▶ What the exercise asks:
Locate each line holding the string "práctico" and copy it.

▶ Information provided:
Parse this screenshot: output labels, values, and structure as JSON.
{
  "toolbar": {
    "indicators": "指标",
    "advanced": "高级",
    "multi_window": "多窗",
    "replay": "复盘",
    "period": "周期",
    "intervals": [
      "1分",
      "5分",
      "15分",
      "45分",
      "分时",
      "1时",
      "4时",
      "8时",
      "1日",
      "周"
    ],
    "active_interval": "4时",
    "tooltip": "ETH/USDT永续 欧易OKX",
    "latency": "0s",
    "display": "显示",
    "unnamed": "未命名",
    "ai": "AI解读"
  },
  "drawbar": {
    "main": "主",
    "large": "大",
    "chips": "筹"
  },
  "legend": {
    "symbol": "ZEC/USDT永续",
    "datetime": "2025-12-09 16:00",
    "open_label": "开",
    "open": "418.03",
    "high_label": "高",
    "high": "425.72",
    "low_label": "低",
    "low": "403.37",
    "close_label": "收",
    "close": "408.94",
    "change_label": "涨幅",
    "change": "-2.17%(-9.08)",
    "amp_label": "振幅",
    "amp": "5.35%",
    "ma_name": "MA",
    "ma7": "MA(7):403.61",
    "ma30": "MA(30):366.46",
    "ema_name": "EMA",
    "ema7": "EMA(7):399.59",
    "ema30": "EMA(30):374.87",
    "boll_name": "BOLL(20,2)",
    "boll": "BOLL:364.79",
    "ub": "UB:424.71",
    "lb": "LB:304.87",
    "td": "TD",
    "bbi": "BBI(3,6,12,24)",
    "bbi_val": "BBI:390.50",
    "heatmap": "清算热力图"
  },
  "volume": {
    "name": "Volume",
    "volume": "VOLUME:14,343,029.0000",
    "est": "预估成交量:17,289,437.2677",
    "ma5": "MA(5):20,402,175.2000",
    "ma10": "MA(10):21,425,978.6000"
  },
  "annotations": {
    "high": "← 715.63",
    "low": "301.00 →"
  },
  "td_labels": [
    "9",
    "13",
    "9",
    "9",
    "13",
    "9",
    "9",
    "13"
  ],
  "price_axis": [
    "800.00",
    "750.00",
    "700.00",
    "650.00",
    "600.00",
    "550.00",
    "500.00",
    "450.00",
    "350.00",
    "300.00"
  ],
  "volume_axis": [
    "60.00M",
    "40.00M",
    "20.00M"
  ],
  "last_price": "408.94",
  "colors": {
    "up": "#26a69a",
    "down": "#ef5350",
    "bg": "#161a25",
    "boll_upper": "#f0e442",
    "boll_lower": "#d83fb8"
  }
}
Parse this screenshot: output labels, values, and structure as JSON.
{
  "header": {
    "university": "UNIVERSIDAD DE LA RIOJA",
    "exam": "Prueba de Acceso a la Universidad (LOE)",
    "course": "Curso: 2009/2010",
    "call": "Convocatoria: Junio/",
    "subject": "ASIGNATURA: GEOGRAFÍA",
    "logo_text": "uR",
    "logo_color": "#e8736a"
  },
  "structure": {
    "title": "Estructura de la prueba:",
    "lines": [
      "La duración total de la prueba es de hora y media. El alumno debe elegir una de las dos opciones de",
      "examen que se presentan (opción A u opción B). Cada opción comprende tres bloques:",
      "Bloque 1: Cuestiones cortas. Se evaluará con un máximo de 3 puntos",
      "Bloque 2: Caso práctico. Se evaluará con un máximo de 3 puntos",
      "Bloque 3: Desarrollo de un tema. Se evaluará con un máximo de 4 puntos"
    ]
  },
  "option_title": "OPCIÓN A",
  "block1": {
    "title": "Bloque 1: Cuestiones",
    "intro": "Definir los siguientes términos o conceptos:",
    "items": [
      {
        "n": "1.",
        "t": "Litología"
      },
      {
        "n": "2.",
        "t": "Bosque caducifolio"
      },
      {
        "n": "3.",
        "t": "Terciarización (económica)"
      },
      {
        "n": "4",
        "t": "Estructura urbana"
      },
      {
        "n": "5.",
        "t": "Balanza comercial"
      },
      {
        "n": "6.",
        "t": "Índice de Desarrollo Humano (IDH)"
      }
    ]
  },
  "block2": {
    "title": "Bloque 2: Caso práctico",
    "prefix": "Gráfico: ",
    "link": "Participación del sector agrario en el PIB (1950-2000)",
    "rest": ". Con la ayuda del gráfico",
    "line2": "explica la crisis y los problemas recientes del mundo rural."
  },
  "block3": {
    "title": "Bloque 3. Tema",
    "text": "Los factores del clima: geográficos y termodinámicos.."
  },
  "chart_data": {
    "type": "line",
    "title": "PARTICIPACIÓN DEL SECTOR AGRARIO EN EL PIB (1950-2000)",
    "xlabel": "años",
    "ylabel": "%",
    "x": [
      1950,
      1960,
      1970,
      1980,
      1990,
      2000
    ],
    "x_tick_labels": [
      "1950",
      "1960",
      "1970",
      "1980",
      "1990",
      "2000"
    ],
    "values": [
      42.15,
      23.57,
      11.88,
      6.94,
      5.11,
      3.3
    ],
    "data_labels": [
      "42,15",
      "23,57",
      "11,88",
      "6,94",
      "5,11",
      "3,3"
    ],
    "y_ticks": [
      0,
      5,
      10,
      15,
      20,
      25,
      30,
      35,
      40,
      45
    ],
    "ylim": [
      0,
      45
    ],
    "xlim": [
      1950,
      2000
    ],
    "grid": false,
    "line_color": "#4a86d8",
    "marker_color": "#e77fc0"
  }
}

▶ The output:
      "Bloque 2: Caso práctico. Se evaluará con un máximo de 3 puntos",
    "title": "Bloque 2: Caso práctico",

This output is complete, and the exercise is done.